## Do this:
Extract the full set of records that follows, word for word.

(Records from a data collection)
——————————
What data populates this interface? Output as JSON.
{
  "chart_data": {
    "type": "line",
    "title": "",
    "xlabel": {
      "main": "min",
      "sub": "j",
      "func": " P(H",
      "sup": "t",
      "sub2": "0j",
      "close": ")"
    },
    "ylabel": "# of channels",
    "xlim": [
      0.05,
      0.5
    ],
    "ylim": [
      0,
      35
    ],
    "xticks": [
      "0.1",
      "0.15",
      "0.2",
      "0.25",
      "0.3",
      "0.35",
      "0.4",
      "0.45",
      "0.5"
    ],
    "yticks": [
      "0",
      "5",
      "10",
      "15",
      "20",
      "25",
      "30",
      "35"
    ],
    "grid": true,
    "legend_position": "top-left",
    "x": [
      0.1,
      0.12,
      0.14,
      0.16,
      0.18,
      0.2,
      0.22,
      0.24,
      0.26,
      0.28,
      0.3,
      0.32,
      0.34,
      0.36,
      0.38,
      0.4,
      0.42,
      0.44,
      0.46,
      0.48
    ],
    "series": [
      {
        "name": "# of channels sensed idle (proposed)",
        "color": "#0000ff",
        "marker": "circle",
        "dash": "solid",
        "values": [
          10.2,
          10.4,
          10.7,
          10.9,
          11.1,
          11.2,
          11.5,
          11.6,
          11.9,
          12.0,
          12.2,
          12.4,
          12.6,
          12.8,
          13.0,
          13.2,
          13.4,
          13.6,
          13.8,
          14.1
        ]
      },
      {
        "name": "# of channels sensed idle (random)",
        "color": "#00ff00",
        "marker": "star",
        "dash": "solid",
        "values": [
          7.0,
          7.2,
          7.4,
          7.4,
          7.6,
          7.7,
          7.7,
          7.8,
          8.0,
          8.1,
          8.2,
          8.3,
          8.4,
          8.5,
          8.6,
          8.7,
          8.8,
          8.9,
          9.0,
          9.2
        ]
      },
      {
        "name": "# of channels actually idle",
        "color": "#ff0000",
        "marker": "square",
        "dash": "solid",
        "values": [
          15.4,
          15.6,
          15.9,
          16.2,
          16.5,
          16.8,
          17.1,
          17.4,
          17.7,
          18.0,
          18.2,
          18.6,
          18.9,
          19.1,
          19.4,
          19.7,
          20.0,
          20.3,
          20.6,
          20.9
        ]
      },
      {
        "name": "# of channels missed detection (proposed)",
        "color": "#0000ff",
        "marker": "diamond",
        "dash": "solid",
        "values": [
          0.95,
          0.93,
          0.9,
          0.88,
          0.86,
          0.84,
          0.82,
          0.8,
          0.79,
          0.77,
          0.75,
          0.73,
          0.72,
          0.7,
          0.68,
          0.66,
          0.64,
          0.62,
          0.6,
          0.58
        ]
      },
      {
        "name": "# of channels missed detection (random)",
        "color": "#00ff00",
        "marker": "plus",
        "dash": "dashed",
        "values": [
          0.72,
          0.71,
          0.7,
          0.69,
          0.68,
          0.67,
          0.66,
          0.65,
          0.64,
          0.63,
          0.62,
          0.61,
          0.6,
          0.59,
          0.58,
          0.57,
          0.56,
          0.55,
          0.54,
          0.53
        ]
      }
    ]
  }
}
——————————
## Finished exercise:
What data populates this interface? Output as JSON.
{
  "chart_data": {
    "type": "line",
    "title": "",
    "xlabel": {
      "main": "min",
      "sub": "j",
      "func": " P(H",
      "sup": "t",
      "sub2": "0j",
      "close": ")"
    },
    "ylabel": "# of channels",
    "xlim": [
      0.05,
      0.5
    ],
    "ylim": [
      0,
      35
    ],
    "xticks": [
      "0.1",
      "0.15",
      "0.2",
      "0.25",
      "0.3",
      "0.35",
      "0.4",
      "0.45",
      "0.5"
    ],
    "yticks": [
      "0",
      "5",
      "10",
      "15",
      "20",
      "25",
      "30",
      "35"
    ],
    "grid": true,
    "legend_position": "top-left",
    "x": [
      0.1,
      0.12,
      0.14,
      0.16,
      0.18,
      0.2,
      0.22,
      0.24,
      0.26,
      0.28,
      0.3,
      0.32,
      0.34,
      0.36,
      0.38,
      0.4,
      0.42,
      0.44,
      0.46,
      0.48
    ],
    "series": [
      {
        "name": "# of channels sensed idle (proposed)",
        "color": "#0000ff",
        "marker": "circle",
        "dash": "solid",
        "values": [
          10.2,
          10.4,
          10.7,
          10.9,
          11.1,
          11.2,
          11.5,
          11.6,
          11.9,
          12.0,
          12.2,
          12.4,
          12.6,
          12.8,
          13.0,
          13.2,
          13.4,
          13.6,
          13.8,
          14.1
        ]
      },
      {
        "name": "# of channels sensed idle (random)",
        "color": "#00ff00",
        "marker": "star",
        "dash": "solid",
        "values": [
          7.0,
          7.2,
          7.4,
          7.4,
          7.6,
          7.7,
          7.7,
          7.8,
          8.0,
          8.1,
          8.2,
          8.3,
          8.4,
          8.5,
          8.6,
          8.7,
          8.8,
          8.9,
          9.0,
          9.2
        ]
      },
      {
        "name": "# of channels actually idle",
        "color": "#ff0000",
        "marker": "square",
        "dash": "solid",
        "values": [
          15.4,
          15.6,
          15.9,
          16.2,
          16.5,
          16.8,
          17.1,
          17.4,
          17.7,
          18.0,
          18.2,
          18.6,
          18.9,
          19.1,
          19.4,
          19.7,
          20.0,
          20.3,
          20.6,
          20.9
        ]
      },
      {
        "name": "# of channels missed detection (proposed)",
        "color": "#0000ff",
        "marker": "diamond",
        "dash": "solid",
        "values": [
          0.95,
          0.93,
          0.9,
          0.88,
          0.86,
          0.84,
          0.82,
          0.8,
          0.79,
          0.77,
          0.75,
          0.73,
          0.72,
          0.7,
          0.68,
          0.66,
          0.64,
          0.62,
          0.6,
          0.58
        ]
      },
      {
        "name": "# of channels missed detection (random)",
        "color": "#00ff00",
        "marker": "plus",
        "dash": "dashed",
        "values": [
          0.72,
          0.71,
          0.7,
          0.69,
          0.68,
          0.67,
          0.66,
          0.65,
          0.64,
          0.63,
          0.62,
          0.61,
          0.6,
          0.59,
          0.58,
          0.57,
          0.56,
          0.55,
          0.54,
          0.53
        ]
      }
    ]
  }
}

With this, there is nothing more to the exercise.